[START Listed entries]

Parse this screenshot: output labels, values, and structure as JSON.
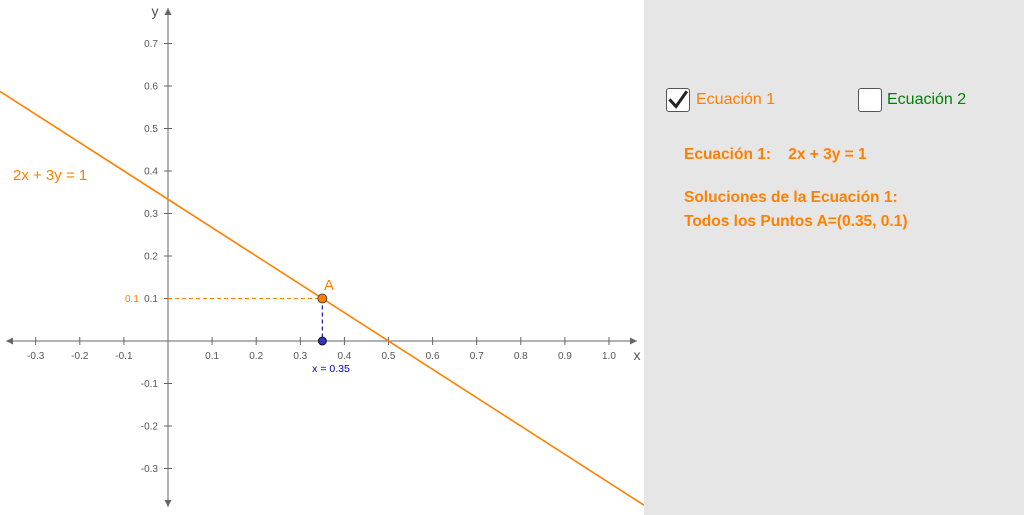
{
  "graph": {
    "axis_x_label": "x",
    "axis_y_label": "y",
    "x_ticks": [
      "-0.3",
      "-0.2",
      "-0.1",
      "0.1",
      "0.2",
      "0.3",
      "0.4",
      "0.5",
      "0.6",
      "0.7",
      "0.8",
      "0.9",
      "1.0"
    ],
    "y_ticks": [
      "0.7",
      "0.6",
      "0.5",
      "0.4",
      "0.3",
      "0.2",
      "0.1",
      "-0.1",
      "-0.2",
      "-0.3"
    ],
    "line_label": "2x + 3y = 1",
    "line_coefficients": {
      "a": 2,
      "b": 3,
      "c": 1
    },
    "point_label": "A",
    "point_value": {
      "x": 0.35,
      "y": 0.1
    },
    "y_marker_label": "0.1",
    "x_marker_label": "x = 0.35",
    "colors": {
      "line": "#ff8000",
      "point_a": "#ff8000",
      "point_x": "#3333cc",
      "axis": "#666666",
      "x_marker": "#0000aa"
    }
  },
  "panel": {
    "checkbox1": {
      "label": "Ecuación 1",
      "checked": true,
      "icon": "check-icon"
    },
    "checkbox2": {
      "label": "Ecuación 2",
      "checked": false
    },
    "equation_title": "Ecuación 1:    2x + 3y = 1",
    "solutions_title": "Soluciones de la Ecuación 1:",
    "solutions_points": "Todos los Puntos A=(0.35, 0.1)",
    "colors": {
      "text": "#ff8000",
      "eq2": "#008000",
      "background": "#e6e6e6"
    }
  }
}
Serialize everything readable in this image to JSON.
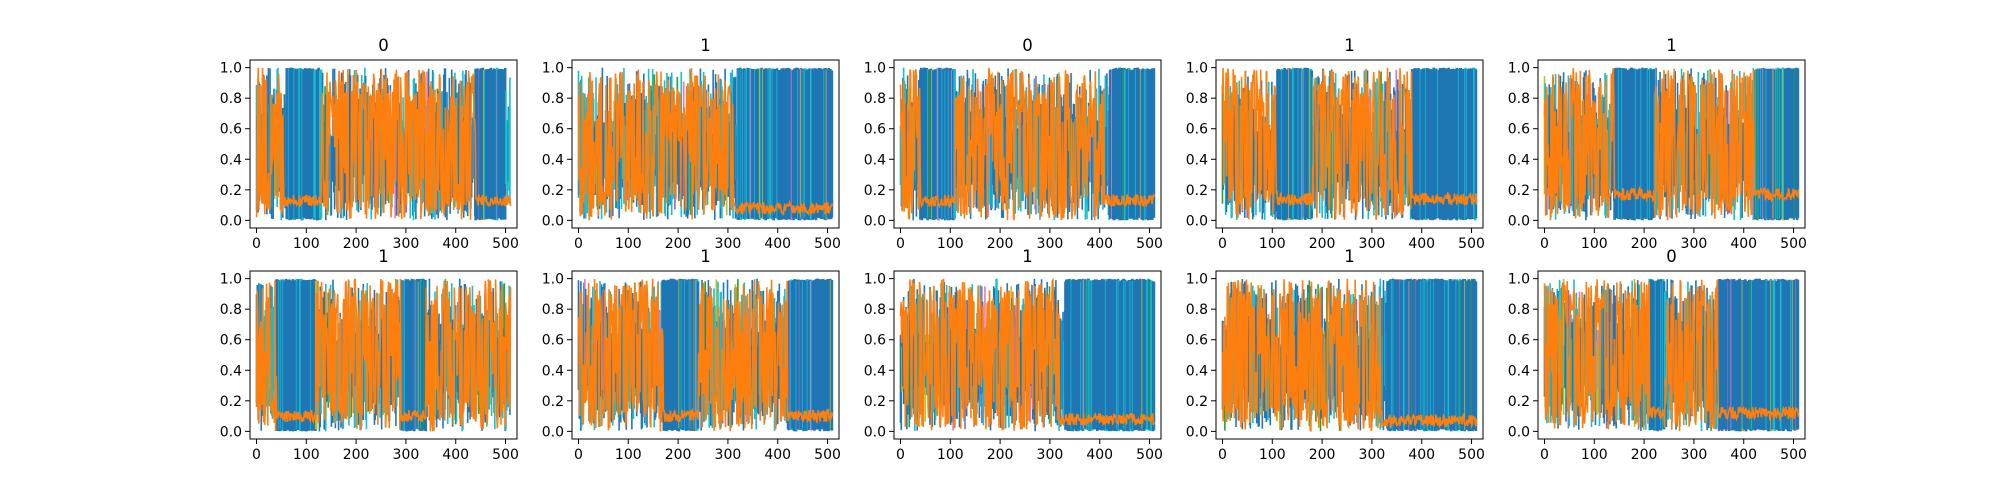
{
  "figure": {
    "rows": 2,
    "cols": 5
  },
  "style": {
    "blue": "#1f77b4",
    "cyan": "#17becf",
    "orange": "#ff7f0e",
    "green": "#2ca02c",
    "olive": "#bcbd22",
    "pink": "#e377c2",
    "purple": "#9467bd",
    "axis": "#000000",
    "background": "#ffffff"
  },
  "chart_data": [
    {
      "type": "line",
      "title": "0",
      "xlim": [
        -13,
        523
      ],
      "ylim": [
        -0.05,
        1.05
      ],
      "xticks": [
        0,
        100,
        200,
        300,
        400,
        500
      ],
      "yticks": [
        0.0,
        0.2,
        0.4,
        0.6,
        0.8,
        1.0
      ],
      "blue_band": [
        [
          60,
          130
        ],
        [
          440,
          500
        ]
      ],
      "orange_band": [
        [
          0,
          55
        ],
        [
          130,
          440
        ]
      ],
      "orange_low_level": 0.13
    },
    {
      "type": "line",
      "title": "1",
      "xlim": [
        -13,
        523
      ],
      "ylim": [
        -0.05,
        1.05
      ],
      "xticks": [
        0,
        100,
        200,
        300,
        400,
        500
      ],
      "yticks": [
        0.0,
        0.2,
        0.4,
        0.6,
        0.8,
        1.0
      ],
      "blue_band": [
        [
          320,
          510
        ]
      ],
      "orange_band": [
        [
          0,
          310
        ]
      ],
      "orange_low_level": 0.08
    },
    {
      "type": "line",
      "title": "0",
      "xlim": [
        -13,
        523
      ],
      "ylim": [
        -0.05,
        1.05
      ],
      "xticks": [
        0,
        100,
        200,
        300,
        400,
        500
      ],
      "yticks": [
        0.0,
        0.2,
        0.4,
        0.6,
        0.8,
        1.0
      ],
      "blue_band": [
        [
          40,
          110
        ],
        [
          420,
          510
        ]
      ],
      "orange_band": [
        [
          0,
          40
        ],
        [
          110,
          410
        ]
      ],
      "orange_low_level": 0.13
    },
    {
      "type": "line",
      "title": "1",
      "xlim": [
        -13,
        523
      ],
      "ylim": [
        -0.05,
        1.05
      ],
      "xticks": [
        0,
        100,
        200,
        300,
        400,
        500
      ],
      "yticks": [
        0.0,
        0.2,
        0.4,
        0.6,
        0.8,
        1.0
      ],
      "blue_band": [
        [
          110,
          180
        ],
        [
          380,
          510
        ]
      ],
      "orange_band": [
        [
          0,
          110
        ],
        [
          180,
          380
        ]
      ],
      "orange_low_level": 0.14
    },
    {
      "type": "line",
      "title": "1",
      "xlim": [
        -13,
        523
      ],
      "ylim": [
        -0.05,
        1.05
      ],
      "xticks": [
        0,
        100,
        200,
        300,
        400,
        500
      ],
      "yticks": [
        0.0,
        0.2,
        0.4,
        0.6,
        0.8,
        1.0
      ],
      "blue_band": [
        [
          140,
          220
        ],
        [
          420,
          510
        ]
      ],
      "orange_band": [
        [
          0,
          140
        ],
        [
          220,
          420
        ]
      ],
      "orange_low_level": 0.17
    },
    {
      "type": "line",
      "title": "1",
      "xlim": [
        -13,
        523
      ],
      "ylim": [
        -0.05,
        1.05
      ],
      "xticks": [
        0,
        100,
        200,
        300,
        400,
        500
      ],
      "yticks": [
        0.0,
        0.2,
        0.4,
        0.6,
        0.8,
        1.0
      ],
      "blue_band": [
        [
          40,
          120
        ],
        [
          290,
          340
        ]
      ],
      "orange_band": [
        [
          0,
          40
        ],
        [
          120,
          290
        ],
        [
          340,
          510
        ]
      ],
      "orange_low_level": 0.1
    },
    {
      "type": "line",
      "title": "1",
      "xlim": [
        -13,
        523
      ],
      "ylim": [
        -0.05,
        1.05
      ],
      "xticks": [
        0,
        100,
        200,
        300,
        400,
        500
      ],
      "yticks": [
        0.0,
        0.2,
        0.4,
        0.6,
        0.8,
        1.0
      ],
      "blue_band": [
        [
          170,
          240
        ],
        [
          420,
          510
        ]
      ],
      "orange_band": [
        [
          0,
          170
        ],
        [
          240,
          420
        ]
      ],
      "orange_low_level": 0.1
    },
    {
      "type": "line",
      "title": "1",
      "xlim": [
        -13,
        523
      ],
      "ylim": [
        -0.05,
        1.05
      ],
      "xticks": [
        0,
        100,
        200,
        300,
        400,
        500
      ],
      "yticks": [
        0.0,
        0.2,
        0.4,
        0.6,
        0.8,
        1.0
      ],
      "blue_band": [
        [
          330,
          510
        ]
      ],
      "orange_band": [
        [
          0,
          320
        ]
      ],
      "orange_low_level": 0.08
    },
    {
      "type": "line",
      "title": "1",
      "xlim": [
        -13,
        523
      ],
      "ylim": [
        -0.05,
        1.05
      ],
      "xticks": [
        0,
        100,
        200,
        300,
        400,
        500
      ],
      "yticks": [
        0.0,
        0.2,
        0.4,
        0.6,
        0.8,
        1.0
      ],
      "blue_band": [
        [
          330,
          510
        ]
      ],
      "orange_band": [
        [
          0,
          320
        ]
      ],
      "orange_low_level": 0.07
    },
    {
      "type": "line",
      "title": "0",
      "xlim": [
        -13,
        523
      ],
      "ylim": [
        -0.05,
        1.05
      ],
      "xticks": [
        0,
        100,
        200,
        300,
        400,
        500
      ],
      "yticks": [
        0.0,
        0.2,
        0.4,
        0.6,
        0.8,
        1.0
      ],
      "blue_band": [
        [
          210,
          240
        ],
        [
          350,
          510
        ]
      ],
      "orange_band": [
        [
          0,
          210
        ],
        [
          240,
          350
        ]
      ],
      "orange_low_level": 0.12
    }
  ]
}
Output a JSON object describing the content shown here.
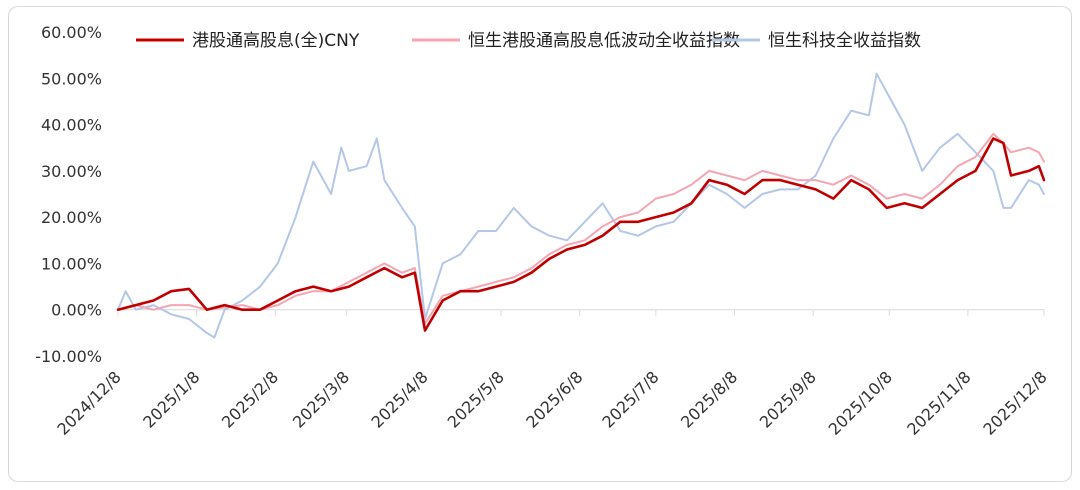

[END Listed entries]

- [Work instructions]: Leave out the pictures and give the rest of the records again exactly.

- [The completed task]:
Parse this screenshot: output labels, values, and structure as JSON.
{
  "graph": {
    "axis_x_label": "x",
    "axis_y_label": "y",
    "x_ticks": [
      "-0.3",
      "-0.2",
      "-0.1",
      "0.1",
      "0.2",
      "0.3",
      "0.4",
      "0.5",
      "0.6",
      "0.7",
      "0.8",
      "0.9",
      "1.0"
    ],
    "y_ticks": [
      "0.7",
      "0.6",
      "0.5",
      "0.4",
      "0.3",
      "0.2",
      "0.1",
      "-0.1",
      "-0.2",
      "-0.3"
    ],
    "line_label": "2x + 3y = 1",
    "line_coefficients": {
      "a": 2,
      "b": 3,
      "c": 1
    },
    "point_label": "A",
    "point_value": {
      "x": 0.35,
      "y": 0.1
    },
    "y_marker_label": "0.1",
    "x_marker_label": "x = 0.35",
    "colors": {
      "line": "#ff8000",
      "point_a": "#ff8000",
      "point_x": "#3333cc",
      "axis": "#666666",
      "x_marker": "#0000aa"
    }
  },
  "panel": {
    "checkbox1": {
      "label": "Ecuación 1",
      "checked": true,
      "icon": "check-icon"
    },
    "checkbox2": {
      "label": "Ecuación 2",
      "checked": false
    },
    "equation_title": "Ecuación 1:    2x + 3y = 1",
    "solutions_title": "Soluciones de la Ecuación 1:",
    "solutions_points": "Todos los Puntos A=(0.35, 0.1)",
    "colors": {
      "text": "#ff8000",
      "eq2": "#008000",
      "background": "#e6e6e6"
    }
  }
}
Serialize everything readable in this image to JSON.
{
  "figure": {
    "rows": 2,
    "cols": 5
  },
  "style": {
    "blue": "#1f77b4",
    "cyan": "#17becf",
    "orange": "#ff7f0e",
    "green": "#2ca02c",
    "olive": "#bcbd22",
    "pink": "#e377c2",
    "purple": "#9467bd",
    "axis": "#000000",
    "background": "#ffffff"
  },
  "chart_data": [
    {
      "type": "line",
      "title": "0",
      "xlim": [
        -13,
        523
      ],
      "ylim": [
        -0.05,
        1.05
      ],
      "xticks": [
        0,
        100,
        200,
        300,
        400,
        500
      ],
      "yticks": [
        0.0,
        0.2,
        0.4,
        0.6,
        0.8,
        1.0
      ],
      "blue_band": [
        [
          60,
          130
        ],
        [
          440,
          500
        ]
      ],
      "orange_band": [
        [
          0,
          55
        ],
        [
          130,
          440
        ]
      ],
      "orange_low_level": 0.13
    },
    {
      "type": "line",
      "title": "1",
      "xlim": [
        -13,
        523
      ],
      "ylim": [
        -0.05,
        1.05
      ],
      "xticks": [
        0,
        100,
        200,
        300,
        400,
        500
      ],
      "yticks": [
        0.0,
        0.2,
        0.4,
        0.6,
        0.8,
        1.0
      ],
      "blue_band": [
        [
          320,
          510
        ]
      ],
      "orange_band": [
        [
          0,
          310
        ]
      ],
      "orange_low_level": 0.08
    },
    {
      "type": "line",
      "title": "0",
      "xlim": [
        -13,
        523
      ],
      "ylim": [
        -0.05,
        1.05
      ],
      "xticks": [
        0,
        100,
        200,
        300,
        400,
        500
      ],
      "yticks": [
        0.0,
        0.2,
        0.4,
        0.6,
        0.8,
        1.0
      ],
      "blue_band": [
        [
          40,
          110
        ],
        [
          420,
          510
        ]
      ],
      "orange_band": [
        [
          0,
          40
        ],
        [
          110,
          410
        ]
      ],
      "orange_low_level": 0.13
    },
    {
      "type": "line",
      "title": "1",
      "xlim": [
        -13,
        523
      ],
      "ylim": [
        -0.05,
        1.05
      ],
      "xticks": [
        0,
        100,
        200,
        300,
        400,
        500
      ],
      "yticks": [
        0.0,
        0.2,
        0.4,
        0.6,
        0.8,
        1.0
      ],
      "blue_band": [
        [
          110,
          180
        ],
        [
          380,
          510
        ]
      ],
      "orange_band": [
        [
          0,
          110
        ],
        [
          180,
          380
        ]
      ],
      "orange_low_level": 0.14
    },
    {
      "type": "line",
      "title": "1",
      "xlim": [
        -13,
        523
      ],
      "ylim": [
        -0.05,
        1.05
      ],
      "xticks": [
        0,
        100,
        200,
        300,
        400,
        500
      ],
      "yticks": [
        0.0,
        0.2,
        0.4,
        0.6,
        0.8,
        1.0
      ],
      "blue_band": [
        [
          140,
          220
        ],
        [
          420,
          510
        ]
      ],
      "orange_band": [
        [
          0,
          140
        ],
        [
          220,
          420
        ]
      ],
      "orange_low_level": 0.17
    },
    {
      "type": "line",
      "title": "1",
      "xlim": [
        -13,
        523
      ],
      "ylim": [
        -0.05,
        1.05
      ],
      "xticks": [
        0,
        100,
        200,
        300,
        400,
        500
      ],
      "yticks": [
        0.0,
        0.2,
        0.4,
        0.6,
        0.8,
        1.0
      ],
      "blue_band": [
        [
          40,
          120
        ],
        [
          290,
          340
        ]
      ],
      "orange_band": [
        [
          0,
          40
        ],
        [
          120,
          290
        ],
        [
          340,
          510
        ]
      ],
      "orange_low_level": 0.1
    },
    {
      "type": "line",
      "title": "1",
      "xlim": [
        -13,
        523
      ],
      "ylim": [
        -0.05,
        1.05
      ],
      "xticks": [
        0,
        100,
        200,
        300,
        400,
        500
      ],
      "yticks": [
        0.0,
        0.2,
        0.4,
        0.6,
        0.8,
        1.0
      ],
      "blue_band": [
        [
          170,
          240
        ],
        [
          420,
          510
        ]
      ],
      "orange_band": [
        [
          0,
          170
        ],
        [
          240,
          420
        ]
      ],
      "orange_low_level": 0.1
    },
    {
      "type": "line",
      "title": "1",
      "xlim": [
        -13,
        523
      ],
      "ylim": [
        -0.05,
        1.05
      ],
      "xticks": [
        0,
        100,
        200,
        300,
        400,
        500
      ],
      "yticks": [
        0.0,
        0.2,
        0.4,
        0.6,
        0.8,
        1.0
      ],
      "blue_band": [
        [
          330,
          510
        ]
      ],
      "orange_band": [
        [
          0,
          320
        ]
      ],
      "orange_low_level": 0.08
    },
    {
      "type": "line",
      "title": "1",
      "xlim": [
        -13,
        523
      ],
      "ylim": [
        -0.05,
        1.05
      ],
      "xticks": [
        0,
        100,
        200,
        300,
        400,
        500
      ],
      "yticks": [
        0.0,
        0.2,
        0.4,
        0.6,
        0.8,
        1.0
      ],
      "blue_band": [
        [
          330,
          510
        ]
      ],
      "orange_band": [
        [
          0,
          320
        ]
      ],
      "orange_low_level": 0.07
    },
    {
      "type": "line",
      "title": "0",
      "xlim": [
        -13,
        523
      ],
      "ylim": [
        -0.05,
        1.05
      ],
      "xticks": [
        0,
        100,
        200,
        300,
        400,
        500
      ],
      "yticks": [
        0.0,
        0.2,
        0.4,
        0.6,
        0.8,
        1.0
      ],
      "blue_band": [
        [
          210,
          240
        ],
        [
          350,
          510
        ]
      ],
      "orange_band": [
        [
          0,
          210
        ],
        [
          240,
          350
        ]
      ],
      "orange_low_level": 0.12
    }
  ]
}
Output a JSON object describing the content shown here.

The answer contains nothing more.